> **EXERCISE GOAL**
Only the pictures stay out; every record is to be quoted exactly.

> **PROVIDED RECORDS**

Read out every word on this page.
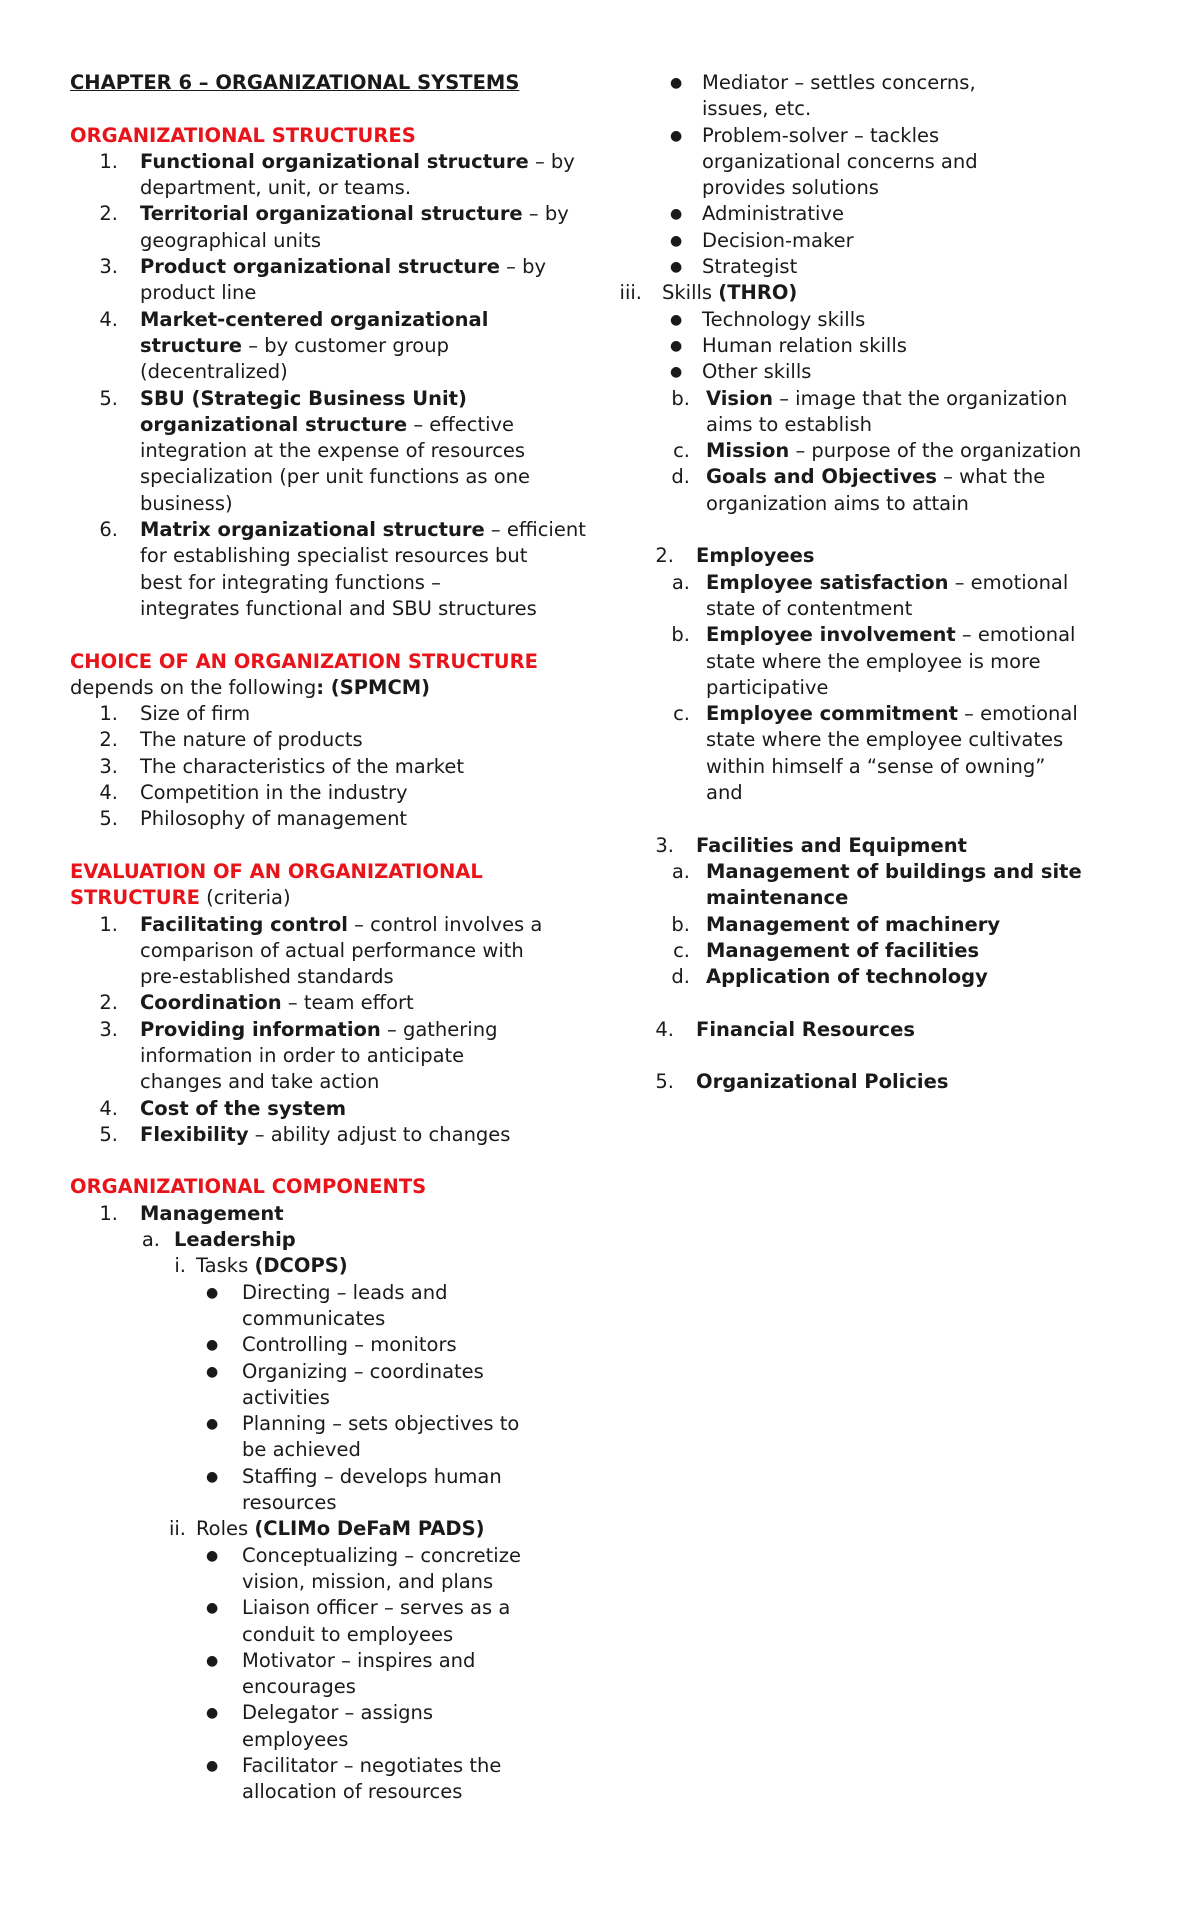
CHAPTER 6 – ORGANIZATIONAL SYSTEMS
ORGANIZATIONAL STRUCTURES
1. Functional organizational structure – by
department, unit, or teams.
2. Territorial organizational structure – by
geographical units
3. Product organizational structure – by
product line
4. Market-centered organizational
structure – by customer group
(decentralized)
5. SBU (Strategic Business Unit)
organizational structure – effective
integration at the expense of resources
specialization (per unit functions as one
business)
6. Matrix organizational structure – efficient
for establishing specialist resources but
best for integrating functions –
integrates functional and SBU structures
CHOICE OF AN ORGANIZATION STRUCTURE
depends on the following: (SPMCM)
1. Size of firm
2. The nature of products
3. The characteristics of the market
4. Competition in the industry
5. Philosophy of management
EVALUATION OF AN ORGANIZATIONAL
STRUCTURE (criteria)
1. Facilitating control – control involves a
comparison of actual performance with
pre-established standards
2. Coordination – team effort
3. Providing information – gathering
information in order to anticipate
changes and take action
4. Cost of the system
5. Flexibility – ability adjust to changes
ORGANIZATIONAL COMPONENTS
1. Management
a. Leadership
i. Tasks (DCOPS)
● Directing – leads and
communicates
● Controlling – monitors
● Organizing – coordinates
activities
● Planning – sets objectives to
be achieved
● Staffing – develops human
resources
ii. Roles (CLIMo DeFaM PADS)
● Conceptualizing – concretize
vision, mission, and plans
● Liaison officer – serves as a
conduit to employees
● Motivator – inspires and
encourages
● Delegator – assigns
employees
● Facilitator – negotiates the
allocation of resources
● Mediator – settles concerns,
issues, etc.
● Problem-solver – tackles
organizational concerns and
provides solutions
● Administrative
● Decision-maker
● Strategist
iii. Skills (THRO)
● Technology skills
● Human relation skills
● Other skills
b. Vision – image that the organization
aims to establish
c. Mission – purpose of the organization
d. Goals and Objectives – what the
organization aims to attain
2. Employees
a. Employee satisfaction – emotional
state of contentment
b. Employee involvement – emotional
state where the employee is more
participative
c. Employee commitment – emotional
state where the employee cultivates
within himself a “sense of owning”
and
3. Facilities and Equipment
a. Management of buildings and site
maintenance
b. Management of machinery
c. Management of facilities
d. Application of technology
4. Financial Resources
5. Organizational Policies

> **TASK RESULT**
Read out every word on this page.
CHAPTER 6 – ORGANIZATIONAL SYSTEMS
ORGANIZATIONAL STRUCTURES
1. Functional organizational structure – by
department, unit, or teams.
2. Territorial organizational structure – by
geographical units
3. Product organizational structure – by
product line
4. Market-centered organizational
structure – by customer group
(decentralized)
5. SBU (Strategic Business Unit)
organizational structure – effective
integration at the expense of resources
specialization (per unit functions as one
business)
6. Matrix organizational structure – efficient
for establishing specialist resources but
best for integrating functions –
integrates functional and SBU structures
CHOICE OF AN ORGANIZATION STRUCTURE
depends on the following: (SPMCM)
1. Size of firm
2. The nature of products
3. The characteristics of the market
4. Competition in the industry
5. Philosophy of management
EVALUATION OF AN ORGANIZATIONAL
STRUCTURE (criteria)
1. Facilitating control – control involves a
comparison of actual performance with
pre-established standards
2. Coordination – team effort
3. Providing information – gathering
information in order to anticipate
changes and take action
4. Cost of the system
5. Flexibility – ability adjust to changes
ORGANIZATIONAL COMPONENTS
1. Management
a. Leadership
i. Tasks (DCOPS)
● Directing – leads and
communicates
● Controlling – monitors
● Organizing – coordinates
activities
● Planning – sets objectives to
be achieved
● Staffing – develops human
resources
ii. Roles (CLIMo DeFaM PADS)
● Conceptualizing – concretize
vision, mission, and plans
● Liaison officer – serves as a
conduit to employees
● Motivator – inspires and
encourages
● Delegator – assigns
employees
● Facilitator – negotiates the
allocation of resources
● Mediator – settles concerns,
issues, etc.
● Problem-solver – tackles
organizational concerns and
provides solutions
● Administrative
● Decision-maker
● Strategist
iii. Skills (THRO)
● Technology skills
● Human relation skills
● Other skills
b. Vision – image that the organization
aims to establish
c. Mission – purpose of the organization
d. Goals and Objectives – what the
organization aims to attain
2. Employees
a. Employee satisfaction – emotional
state of contentment
b. Employee involvement – emotional
state where the employee is more
participative
c. Employee commitment – emotional
state where the employee cultivates
within himself a “sense of owning”
and
3. Facilities and Equipment
a. Management of buildings and site
maintenance
b. Management of machinery
c. Management of facilities
d. Application of technology
4. Financial Resources
5. Organizational Policies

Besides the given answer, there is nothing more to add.